» What to produce
Images do not belong in the copy. Retype all the entries below exactly.
>> begin
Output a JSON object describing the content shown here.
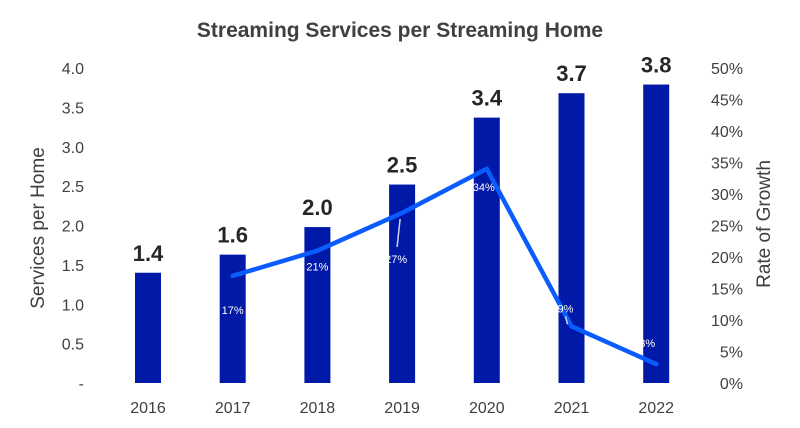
{
  "chart_data": {
    "type": "bar",
    "title": "Streaming Services per Streaming Home",
    "ylabel": "Services per Home",
    "y2label": "Rate of Growth",
    "categories": [
      "2016",
      "2017",
      "2018",
      "2019",
      "2020",
      "2021",
      "2022"
    ],
    "ylim": [
      0,
      4.0
    ],
    "y2lim": [
      0,
      50
    ],
    "y_ticks": [
      0,
      0.5,
      1.0,
      1.5,
      2.0,
      2.5,
      3.0,
      3.5,
      4.0
    ],
    "y_tick_labels": [
      "-",
      "0.5",
      "1.0",
      "1.5",
      "2.0",
      "2.5",
      "3.0",
      "3.5",
      "4.0"
    ],
    "y2_ticks": [
      0,
      5,
      10,
      15,
      20,
      25,
      30,
      35,
      40,
      45,
      50
    ],
    "y2_tick_labels": [
      "0%",
      "5%",
      "10%",
      "15%",
      "20%",
      "25%",
      "30%",
      "35%",
      "40%",
      "45%",
      "50%"
    ],
    "grid": false,
    "legend": "none",
    "series": [
      {
        "type": "bar",
        "axis": "left",
        "color": "#0019A6",
        "values": [
          1.4,
          1.63,
          1.98,
          2.52,
          3.37,
          3.68,
          3.79
        ],
        "labels": [
          "1.4",
          "1.6",
          "2.0",
          "2.5",
          "3.4",
          "3.7",
          "3.8"
        ]
      },
      {
        "type": "line",
        "axis": "right",
        "color": "#0A5CFF",
        "values": [
          null,
          17,
          21,
          27,
          34,
          9,
          3
        ],
        "labels": [
          null,
          "17%",
          "21%",
          "27%",
          "34%",
          "9%",
          "3%"
        ]
      }
    ]
  }
}
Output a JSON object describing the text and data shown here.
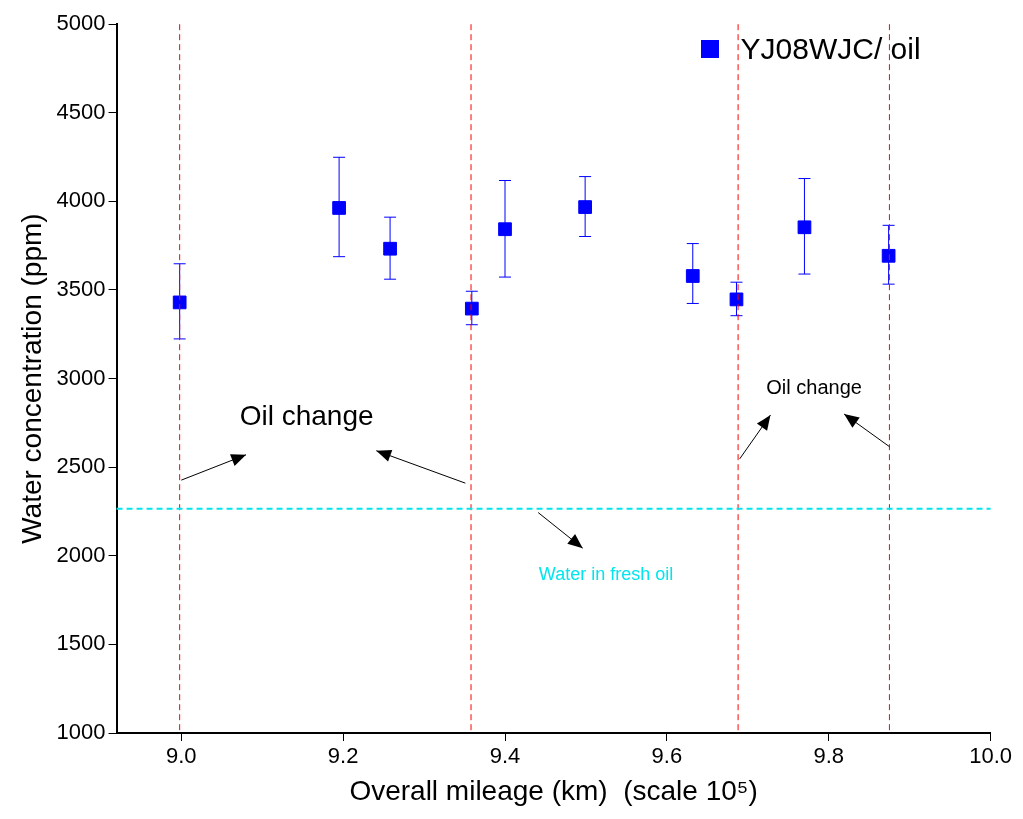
{
  "chart_data": {
    "type": "scatter",
    "xlabel": "Overall mileage (km)  (scale 10⁵)",
    "ylabel": "Water concentration (ppm)",
    "x": [
      8.998,
      9.195,
      9.258,
      9.359,
      9.4,
      9.499,
      9.632,
      9.686,
      9.77,
      9.874
    ],
    "series": [
      {
        "name": "YJ08WJC/ oil",
        "color": "#0000ff",
        "values": [
          3430,
          3963,
          3733,
          3395,
          3843,
          3968,
          3579,
          3447,
          3854,
          3693
        ],
        "errors": [
          [
            3224,
            3648
          ],
          [
            3688,
            4249
          ],
          [
            3561,
            3911
          ],
          [
            3304,
            3493
          ],
          [
            3573,
            4118
          ],
          [
            3802,
            4140
          ],
          [
            3424,
            3762
          ],
          [
            3355,
            3544
          ],
          [
            3590,
            4129
          ],
          [
            3533,
            3865
          ]
        ]
      }
    ],
    "xlim": [
      8.92,
      10.0
    ],
    "xticks": [
      {
        "value": 9,
        "label": "9.0"
      },
      {
        "value": 9.2,
        "label": "9.2"
      },
      {
        "value": 9.4,
        "label": "9.4"
      },
      {
        "value": 9.6,
        "label": "9.6"
      },
      {
        "value": 9.8,
        "label": "9.8"
      },
      {
        "value": 10,
        "label": "10.0"
      }
    ],
    "ylim": [
      1000,
      5000
    ],
    "yticks": [
      1000,
      1500,
      2000,
      2500,
      3000,
      3500,
      4000,
      4500,
      5000
    ],
    "grid": false,
    "legend": "top right",
    "marker": "square",
    "ref_lines": [
      {
        "axis": "x",
        "value": 8.998,
        "color": "#ff0000",
        "line_style": "dashed"
      },
      {
        "axis": "x",
        "value": 9.358,
        "color": "#ff0000",
        "line_style": "dashed"
      },
      {
        "axis": "x",
        "value": 9.688,
        "color": "#ff0000",
        "line_style": "dashed"
      },
      {
        "axis": "x",
        "value": 9.875,
        "color": "#ff0000",
        "line_style": "dashed"
      },
      {
        "axis": "y",
        "value": 2265,
        "label": "Water in fresh oil",
        "color": "#00e5ee",
        "line_style": "dashed"
      }
    ],
    "annotations": [
      {
        "text": "Oil change",
        "x": 8.998,
        "y": 2427
      },
      {
        "text": "Oil change",
        "x": 9.688,
        "y": 2547
      }
    ]
  }
}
>> end
» Exercise answer
Output a JSON object describing the content shown here.
{
  "chart_data": {
    "type": "bar",
    "title": "Streaming Services per Streaming Home",
    "ylabel": "Services per Home",
    "y2label": "Rate of Growth",
    "categories": [
      "2016",
      "2017",
      "2018",
      "2019",
      "2020",
      "2021",
      "2022"
    ],
    "ylim": [
      0,
      4.0
    ],
    "y2lim": [
      0,
      50
    ],
    "y_ticks": [
      0,
      0.5,
      1.0,
      1.5,
      2.0,
      2.5,
      3.0,
      3.5,
      4.0
    ],
    "y_tick_labels": [
      "-",
      "0.5",
      "1.0",
      "1.5",
      "2.0",
      "2.5",
      "3.0",
      "3.5",
      "4.0"
    ],
    "y2_ticks": [
      0,
      5,
      10,
      15,
      20,
      25,
      30,
      35,
      40,
      45,
      50
    ],
    "y2_tick_labels": [
      "0%",
      "5%",
      "10%",
      "15%",
      "20%",
      "25%",
      "30%",
      "35%",
      "40%",
      "45%",
      "50%"
    ],
    "grid": false,
    "legend": "none",
    "series": [
      {
        "type": "bar",
        "axis": "left",
        "color": "#0019A6",
        "values": [
          1.4,
          1.63,
          1.98,
          2.52,
          3.37,
          3.68,
          3.79
        ],
        "labels": [
          "1.4",
          "1.6",
          "2.0",
          "2.5",
          "3.4",
          "3.7",
          "3.8"
        ]
      },
      {
        "type": "line",
        "axis": "right",
        "color": "#0A5CFF",
        "values": [
          null,
          17,
          21,
          27,
          34,
          9,
          3
        ],
        "labels": [
          null,
          "17%",
          "21%",
          "27%",
          "34%",
          "9%",
          "3%"
        ]
      }
    ]
  }
}
Output a JSON object describing the text and data shown here.
{
  "chart_data": {
    "type": "scatter",
    "xlabel": "Overall mileage (km)  (scale 10⁵)",
    "ylabel": "Water concentration (ppm)",
    "x": [
      8.998,
      9.195,
      9.258,
      9.359,
      9.4,
      9.499,
      9.632,
      9.686,
      9.77,
      9.874
    ],
    "series": [
      {
        "name": "YJ08WJC/ oil",
        "color": "#0000ff",
        "values": [
          3430,
          3963,
          3733,
          3395,
          3843,
          3968,
          3579,
          3447,
          3854,
          3693
        ],
        "errors": [
          [
            3224,
            3648
          ],
          [
            3688,
            4249
          ],
          [
            3561,
            3911
          ],
          [
            3304,
            3493
          ],
          [
            3573,
            4118
          ],
          [
            3802,
            4140
          ],
          [
            3424,
            3762
          ],
          [
            3355,
            3544
          ],
          [
            3590,
            4129
          ],
          [
            3533,
            3865
          ]
        ]
      }
    ],
    "xlim": [
      8.92,
      10.0
    ],
    "xticks": [
      {
        "value": 9,
        "label": "9.0"
      },
      {
        "value": 9.2,
        "label": "9.2"
      },
      {
        "value": 9.4,
        "label": "9.4"
      },
      {
        "value": 9.6,
        "label": "9.6"
      },
      {
        "value": 9.8,
        "label": "9.8"
      },
      {
        "value": 10,
        "label": "10.0"
      }
    ],
    "ylim": [
      1000,
      5000
    ],
    "yticks": [
      1000,
      1500,
      2000,
      2500,
      3000,
      3500,
      4000,
      4500,
      5000
    ],
    "grid": false,
    "legend": "top right",
    "marker": "square",
    "ref_lines": [
      {
        "axis": "x",
        "value": 8.998,
        "color": "#ff0000",
        "line_style": "dashed"
      },
      {
        "axis": "x",
        "value": 9.358,
        "color": "#ff0000",
        "line_style": "dashed"
      },
      {
        "axis": "x",
        "value": 9.688,
        "color": "#ff0000",
        "line_style": "dashed"
      },
      {
        "axis": "x",
        "value": 9.875,
        "color": "#ff0000",
        "line_style": "dashed"
      },
      {
        "axis": "y",
        "value": 2265,
        "label": "Water in fresh oil",
        "color": "#00e5ee",
        "line_style": "dashed"
      }
    ],
    "annotations": [
      {
        "text": "Oil change",
        "x": 8.998,
        "y": 2427
      },
      {
        "text": "Oil change",
        "x": 9.688,
        "y": 2547
      }
    ]
  }
}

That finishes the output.